▸ Stated exercise: All of the records below must be output exactly, with no pictures carried over.

──────── Extracted records

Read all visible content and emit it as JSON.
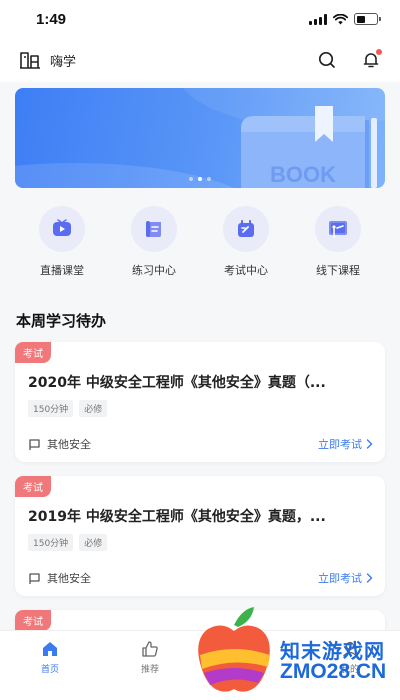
{
  "status_bar": {
    "time": "1:49"
  },
  "header": {
    "app_name": "嗨学",
    "icons": [
      "logo-icon",
      "search-icon",
      "bell-icon"
    ]
  },
  "banner": {
    "book_text": "BOOK",
    "slide_count": 3,
    "active_slide": 2
  },
  "quick_nav": [
    {
      "label": "直播课堂",
      "icon": "live-video-icon"
    },
    {
      "label": "练习中心",
      "icon": "scroll-icon"
    },
    {
      "label": "考试中心",
      "icon": "calendar-icon"
    },
    {
      "label": "线下课程",
      "icon": "classroom-board-icon"
    }
  ],
  "section": {
    "title": "本周学习待办"
  },
  "todos": [
    {
      "tag": "考试",
      "title": "2020年 中级安全工程师《其他安全》真题（...",
      "duration": "150分钟",
      "requirement": "必修",
      "category": "其他安全",
      "action": "立即考试"
    },
    {
      "tag": "考试",
      "title": "2019年 中级安全工程师《其他安全》真题，...",
      "duration": "150分钟",
      "requirement": "必修",
      "category": "其他安全",
      "action": "立即考试"
    },
    {
      "tag": "考试"
    }
  ],
  "tabs": [
    {
      "label": "首页",
      "active": true
    },
    {
      "label": "推荐",
      "active": false
    },
    {
      "label": "",
      "active": false
    },
    {
      "label": "我的",
      "active": false
    }
  ],
  "watermark": {
    "line1": "知末游戏网",
    "line2": "ZMO28.CN"
  },
  "colors": {
    "accent": "#3a7bf0",
    "tag": "#f0787a",
    "banner": "#4a88f6",
    "watermark": "#1d69d9"
  }
}
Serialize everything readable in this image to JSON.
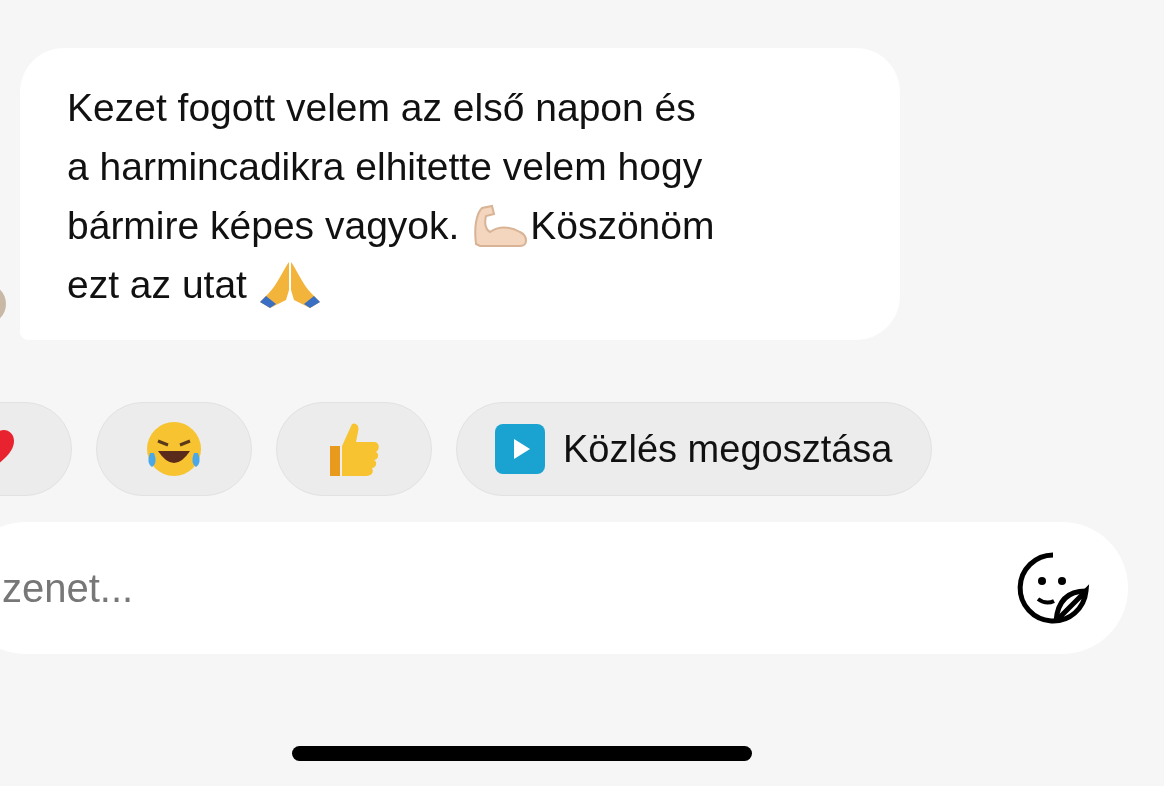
{
  "message": {
    "lines": [
      [
        {
          "kind": "text",
          "text": "Kezet fogott velem az első napon és"
        }
      ],
      [
        {
          "kind": "text",
          "text": "a harmincadikra elhitette velem hogy"
        }
      ],
      [
        {
          "kind": "text",
          "text": "bármire képes vagyok. "
        },
        {
          "kind": "flexed-arm"
        },
        {
          "kind": "text",
          "text": "Köszönöm"
        }
      ],
      [
        {
          "kind": "text",
          "text": "ezt az utat "
        },
        {
          "kind": "praying-hands"
        }
      ]
    ]
  },
  "quick_replies": [
    {
      "kind": "heart"
    },
    {
      "kind": "laughing"
    },
    {
      "kind": "thumbs-up"
    },
    {
      "kind": "share",
      "label": "Közlés megosztása"
    }
  ],
  "composer": {
    "placeholder": "zenet..."
  }
}
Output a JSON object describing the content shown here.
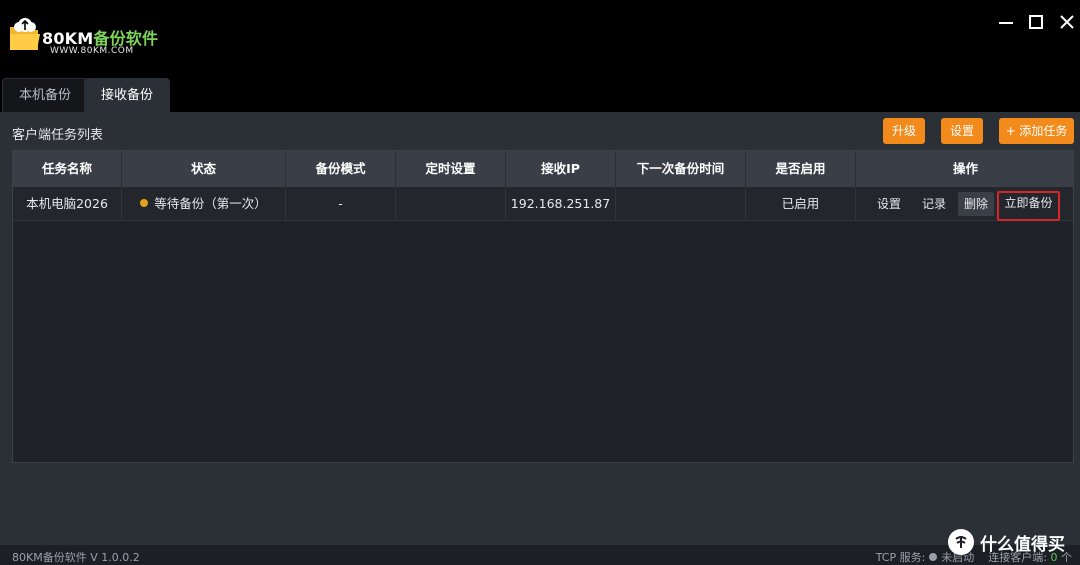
{
  "window": {
    "app_name_prefix": "80KM",
    "app_name_suffix": "备份软件",
    "app_url": "WWW.80KM.COM"
  },
  "tabs": [
    {
      "label": "本机备份",
      "active": false
    },
    {
      "label": "接收备份",
      "active": true
    }
  ],
  "section_title": "客户端任务列表",
  "toolbar": {
    "upgrade_label": "升级",
    "settings_label": "设置",
    "add_task_label": "+ 添加任务"
  },
  "table": {
    "columns": [
      "任务名称",
      "状态",
      "备份模式",
      "定时设置",
      "接收IP",
      "下一次备份时间",
      "是否启用",
      "操作"
    ],
    "rows": [
      {
        "name": "本机电脑2026",
        "status": "等待备份（第一次）",
        "mode": "-",
        "schedule": "",
        "ip": "192.168.251.87",
        "next_time": "",
        "enabled": "已启用",
        "actions": {
          "settings": "设置",
          "log": "记录",
          "delete": "删除",
          "backup_now": "立即备份"
        }
      }
    ]
  },
  "statusbar": {
    "version": "80KM备份软件 V 1.0.0.2",
    "tcp_label": "TCP 服务:",
    "tcp_status": "未启动",
    "clients_label": "连接客户端:",
    "clients_count": "0",
    "clients_unit": "个"
  },
  "watermark": {
    "text": "什么值得买"
  },
  "colors": {
    "accent_orange": "#f28b1c",
    "status_waiting": "#e3a21a",
    "highlight_red": "#d62828",
    "brand_green": "#7ed35a"
  }
}
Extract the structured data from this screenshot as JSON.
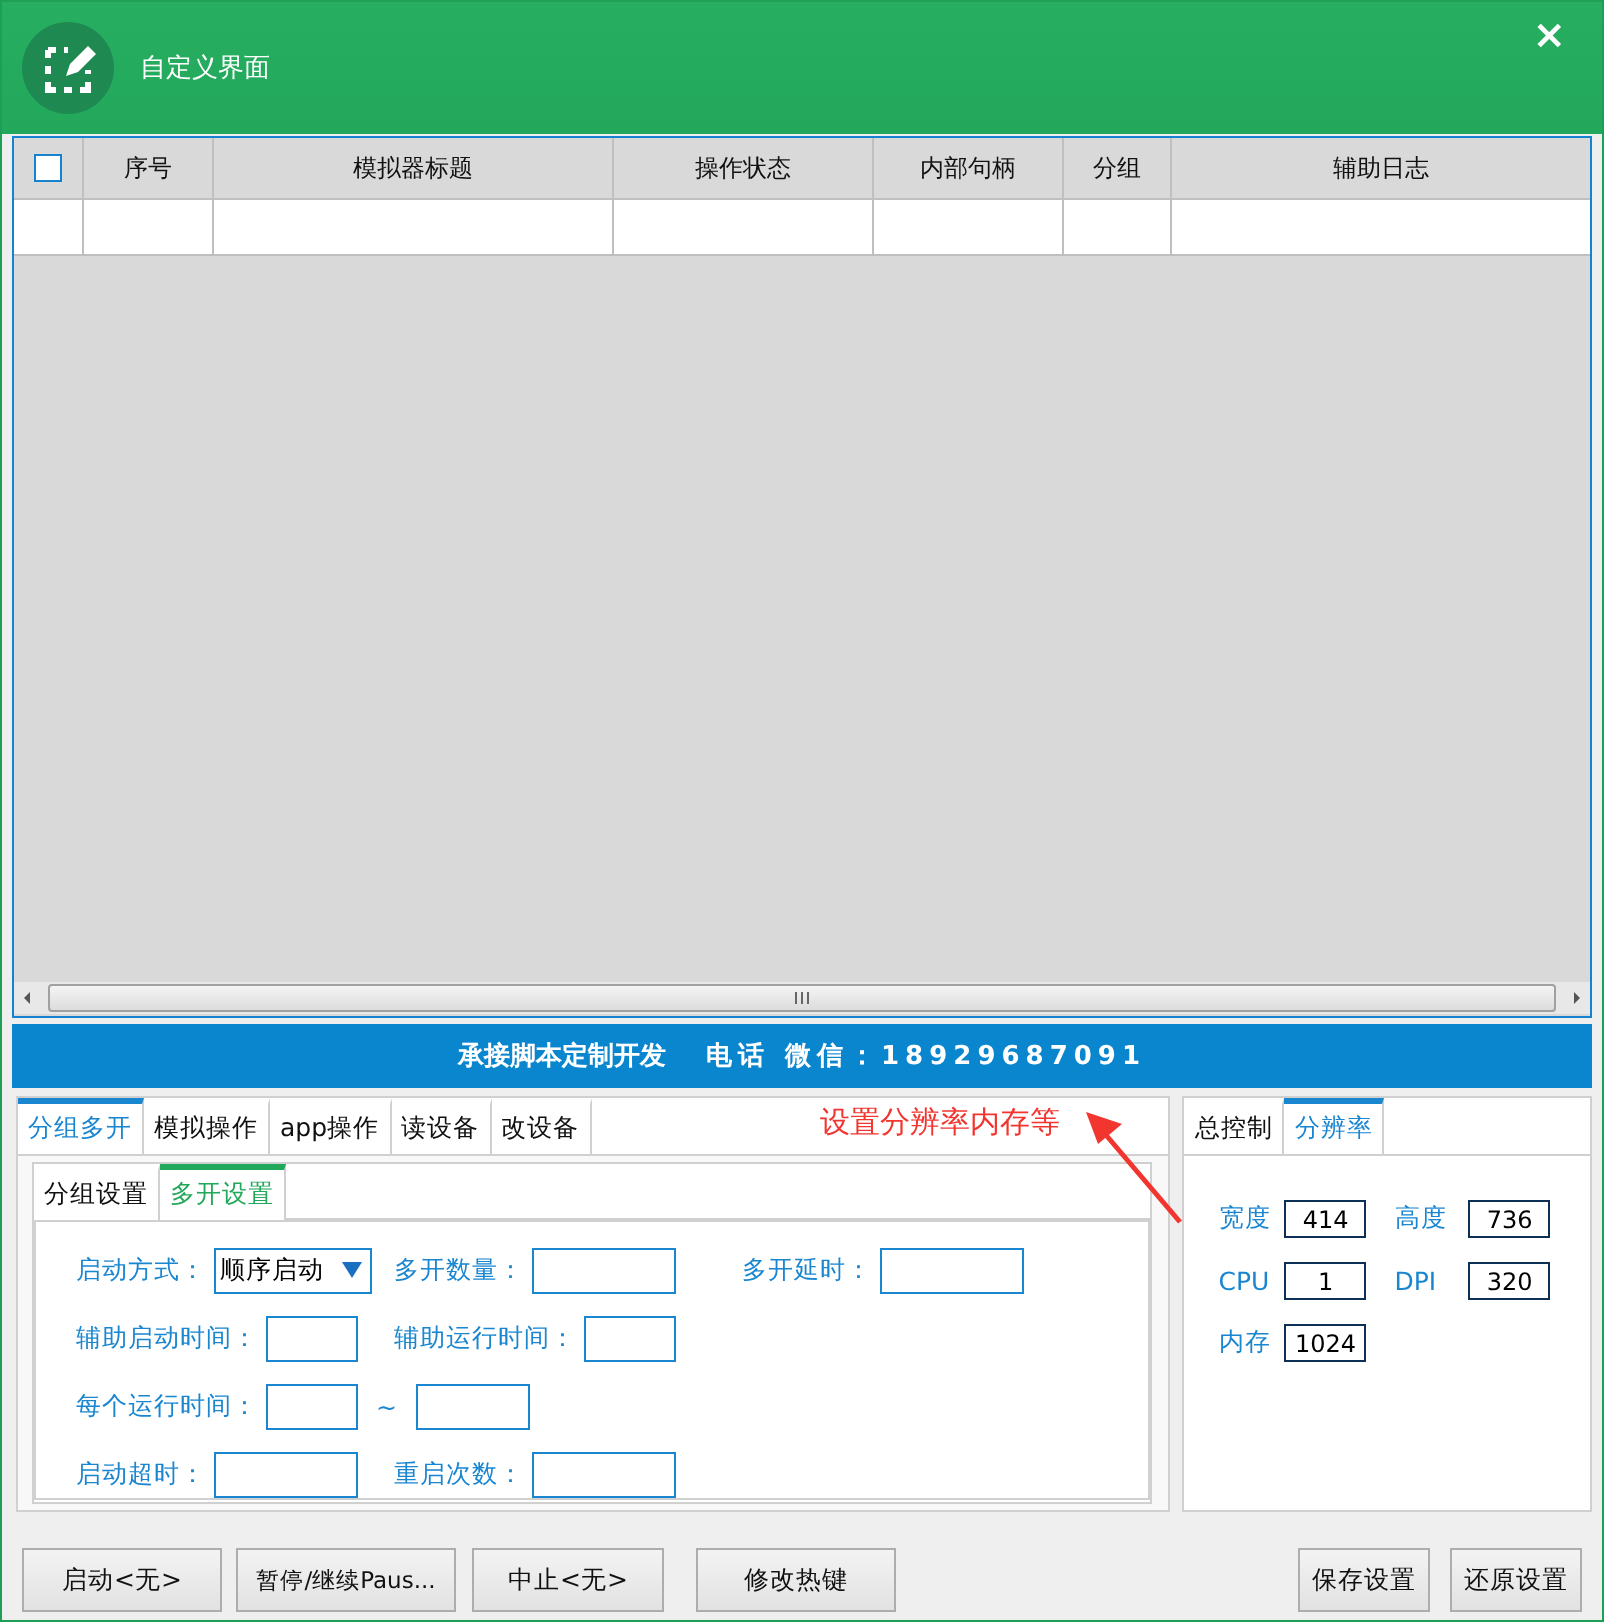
{
  "window": {
    "title": "自定义界面",
    "close": "×"
  },
  "table": {
    "header_checkbox": {
      "checked": false
    },
    "columns": [
      "序号",
      "模拟器标题",
      "操作状态",
      "内部句柄",
      "分组",
      "辅助日志"
    ]
  },
  "banner": {
    "slogan": "承接脚本定制开发",
    "contact": "电话 微信：18929687091"
  },
  "left_panel": {
    "tabs": [
      {
        "label": "分组多开",
        "selected": true
      },
      {
        "label": "模拟操作",
        "selected": false
      },
      {
        "label": "app操作",
        "selected": false
      },
      {
        "label": "读设备",
        "selected": false
      },
      {
        "label": "改设备",
        "selected": false
      }
    ],
    "subtabs": [
      {
        "label": "分组设置",
        "selected": false
      },
      {
        "label": "多开设置",
        "selected": true
      }
    ],
    "rows": [
      [
        {
          "kind": "labeled",
          "label": "启动方式：",
          "field": {
            "kind": "select",
            "value": "顺序启动"
          }
        },
        {
          "kind": "labeled",
          "label": "多开数量：",
          "field": {
            "kind": "input"
          }
        },
        {
          "kind": "labeled",
          "label": "多开延时：",
          "field": {
            "kind": "input"
          }
        }
      ],
      [
        {
          "kind": "labeled",
          "label": "辅助启动时间：",
          "field": {
            "kind": "input"
          }
        },
        {
          "kind": "labeled",
          "label": "辅助运行时间：",
          "field": {
            "kind": "input"
          }
        }
      ],
      [
        {
          "kind": "labeled",
          "label": "每个运行时间：",
          "field": {
            "kind": "input"
          }
        },
        {
          "kind": "range",
          "label": "~",
          "field": {
            "kind": "input"
          }
        }
      ],
      [
        {
          "kind": "labeled",
          "label": "启动超时：",
          "field": {
            "kind": "input"
          }
        },
        {
          "kind": "labeled",
          "label": "重启次数：",
          "field": {
            "kind": "input"
          }
        }
      ]
    ]
  },
  "annotation": {
    "text": "设置分辨率内存等"
  },
  "right_panel": {
    "tabs": [
      {
        "label": "总控制",
        "selected": false
      },
      {
        "label": "分辨率",
        "selected": true
      }
    ],
    "fields": [
      {
        "label": "宽度",
        "value": "414"
      },
      {
        "label": "高度",
        "value": "736"
      },
      {
        "label": "CPU",
        "value": "1"
      },
      {
        "label": "DPI",
        "value": "320"
      },
      {
        "label": "内存",
        "value": "1024"
      }
    ]
  },
  "buttons_left": [
    "启动<无>",
    "暂停/继续Paus...",
    "中止<无>",
    "修改热键"
  ],
  "buttons_right": [
    "保存设置",
    "还原设置"
  ]
}
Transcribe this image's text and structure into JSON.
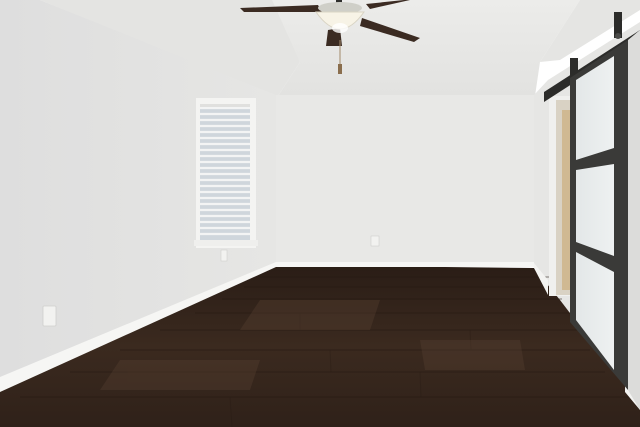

────────────────

▸ Expected answer:
Read all visible content and emit it as JSON.
{
  "status_bar": {
    "time": "1:49"
  },
  "header": {
    "app_name": "嗨学",
    "icons": [
      "logo-icon",
      "search-icon",
      "bell-icon"
    ]
  },
  "banner": {
    "book_text": "BOOK",
    "slide_count": 3,
    "active_slide": 2
  },
  "quick_nav": [
    {
      "label": "直播课堂",
      "icon": "live-video-icon"
    },
    {
      "label": "练习中心",
      "icon": "scroll-icon"
    },
    {
      "label": "考试中心",
      "icon": "calendar-icon"
    },
    {
      "label": "线下课程",
      "icon": "classroom-board-icon"
    }
  ],
  "section": {
    "title": "本周学习待办"
  },
  "todos": [
    {
      "tag": "考试",
      "title": "2020年 中级安全工程师《其他安全》真题（...",
      "duration": "150分钟",
      "requirement": "必修",
      "category": "其他安全",
      "action": "立即考试"
    },
    {
      "tag": "考试",
      "title": "2019年 中级安全工程师《其他安全》真题，...",
      "duration": "150分钟",
      "requirement": "必修",
      "category": "其他安全",
      "action": "立即考试"
    },
    {
      "tag": "考试"
    }
  ],
  "tabs": [
    {
      "label": "首页",
      "active": true
    },
    {
      "label": "推荐",
      "active": false
    },
    {
      "label": "",
      "active": false
    },
    {
      "label": "我的",
      "active": false
    }
  ],
  "watermark": {
    "line1": "知末游戏网",
    "line2": "ZMO28.CN"
  },
  "colors": {
    "accent": "#3a7bf0",
    "tag": "#f0787a",
    "banner": "#4a88f6",
    "watermark": "#1d69d9"
  }
}
Serialize everything readable in this image to JSON.
{
  "message": {
    "lines": [
      [
        {
          "kind": "text",
          "text": "Kezet fogott velem az első napon és"
        }
      ],
      [
        {
          "kind": "text",
          "text": "a harmincadikra elhitette velem hogy"
        }
      ],
      [
        {
          "kind": "text",
          "text": "bármire képes vagyok. "
        },
        {
          "kind": "flexed-arm"
        },
        {
          "kind": "text",
          "text": "Köszönöm"
        }
      ],
      [
        {
          "kind": "text",
          "text": "ezt az utat "
        },
        {
          "kind": "praying-hands"
        }
      ]
    ]
  },
  "quick_replies": [
    {
      "kind": "heart"
    },
    {
      "kind": "laughing"
    },
    {
      "kind": "thumbs-up"
    },
    {
      "kind": "share",
      "label": "Közlés megosztása"
    }
  ],
  "composer": {
    "placeholder": "zenet..."
  }
}
Output a JSON object describing the content shown here.
{
  "window": {
    "app_name_prefix": "80KM",
    "app_name_suffix": "备份软件",
    "app_url": "WWW.80KM.COM"
  },
  "tabs": [
    {
      "label": "本机备份",
      "active": false
    },
    {
      "label": "接收备份",
      "active": true
    }
  ],
  "section_title": "客户端任务列表",
  "toolbar": {
    "upgrade_label": "升级",
    "settings_label": "设置",
    "add_task_label": "+ 添加任务"
  },
  "table": {
    "columns": [
      "任务名称",
      "状态",
      "备份模式",
      "定时设置",
      "接收IP",
      "下一次备份时间",
      "是否启用",
      "操作"
    ],
    "rows": [
      {
        "name": "本机电脑2026",
        "status": "等待备份（第一次）",
        "mode": "-",
        "schedule": "",
        "ip": "192.168.251.87",
        "next_time": "",
        "enabled": "已启用",
        "actions": {
          "settings": "设置",
          "log": "记录",
          "delete": "删除",
          "backup_now": "立即备份"
        }
      }
    ]
  },
  "statusbar": {
    "version": "80KM备份软件 V 1.0.0.2",
    "tcp_label": "TCP 服务:",
    "tcp_status": "未启动",
    "clients_label": "连接客户端:",
    "clients_count": "0",
    "clients_unit": "个"
  },
  "watermark": {
    "text": "什么值得买"
  },
  "colors": {
    "accent_orange": "#f28b1c",
    "status_waiting": "#e3a21a",
    "highlight_red": "#d62828",
    "brand_green": "#7ed35a"
  }
}
Extract the structured data from this screenshot as JSON.
{
  "window": {
    "title": "自定义界面",
    "close": "×"
  },
  "table": {
    "header_checkbox": {
      "checked": false
    },
    "columns": [
      "序号",
      "模拟器标题",
      "操作状态",
      "内部句柄",
      "分组",
      "辅助日志"
    ]
  },
  "banner": {
    "slogan": "承接脚本定制开发",
    "contact": "电话 微信：18929687091"
  },
  "left_panel": {
    "tabs": [
      {
        "label": "分组多开",
        "selected": true
      },
      {
        "label": "模拟操作",
        "selected": false
      },
      {
        "label": "app操作",
        "selected": false
      },
      {
        "label": "读设备",
        "selected": false
      },
      {
        "label": "改设备",
        "selected": false
      }
    ],
    "subtabs": [
      {
        "label": "分组设置",
        "selected": false
      },
      {
        "label": "多开设置",
        "selected": true
      }
    ],
    "rows": [
      [
        {
          "kind": "labeled",
          "label": "启动方式：",
          "field": {
            "kind": "select",
            "value": "顺序启动"
          }
        },
        {
          "kind": "labeled",
          "label": "多开数量：",
          "field": {
            "kind": "input"
          }
        },
        {
          "kind": "labeled",
          "label": "多开延时：",
          "field": {
            "kind": "input"
          }
        }
      ],
      [
        {
          "kind": "labeled",
          "label": "辅助启动时间：",
          "field": {
            "kind": "input"
          }
        },
        {
          "kind": "labeled",
          "label": "辅助运行时间：",
          "field": {
            "kind": "input"
          }
        }
      ],
      [
        {
          "kind": "labeled",
          "label": "每个运行时间：",
          "field": {
            "kind": "input"
          }
        },
        {
          "kind": "range",
          "label": "~",
          "field": {
            "kind": "input"
          }
        }
      ],
      [
        {
          "kind": "labeled",
          "label": "启动超时：",
          "field": {
            "kind": "input"
          }
        },
        {
          "kind": "labeled",
          "label": "重启次数：",
          "field": {
            "kind": "input"
          }
        }
      ]
    ]
  },
  "annotation": {
    "text": "设置分辨率内存等"
  },
  "right_panel": {
    "tabs": [
      {
        "label": "总控制",
        "selected": false
      },
      {
        "label": "分辨率",
        "selected": true
      }
    ],
    "fields": [
      {
        "label": "宽度",
        "value": "414"
      },
      {
        "label": "高度",
        "value": "736"
      },
      {
        "label": "CPU",
        "value": "1"
      },
      {
        "label": "DPI",
        "value": "320"
      },
      {
        "label": "内存",
        "value": "1024"
      }
    ]
  },
  "buttons_left": [
    "启动<无>",
    "暂停/继续Paus...",
    "中止<无>",
    "修改热键"
  ],
  "buttons_right": [
    "保存设置",
    "还原设置"
  ]
}
Transcribe this image's text and structure into JSON.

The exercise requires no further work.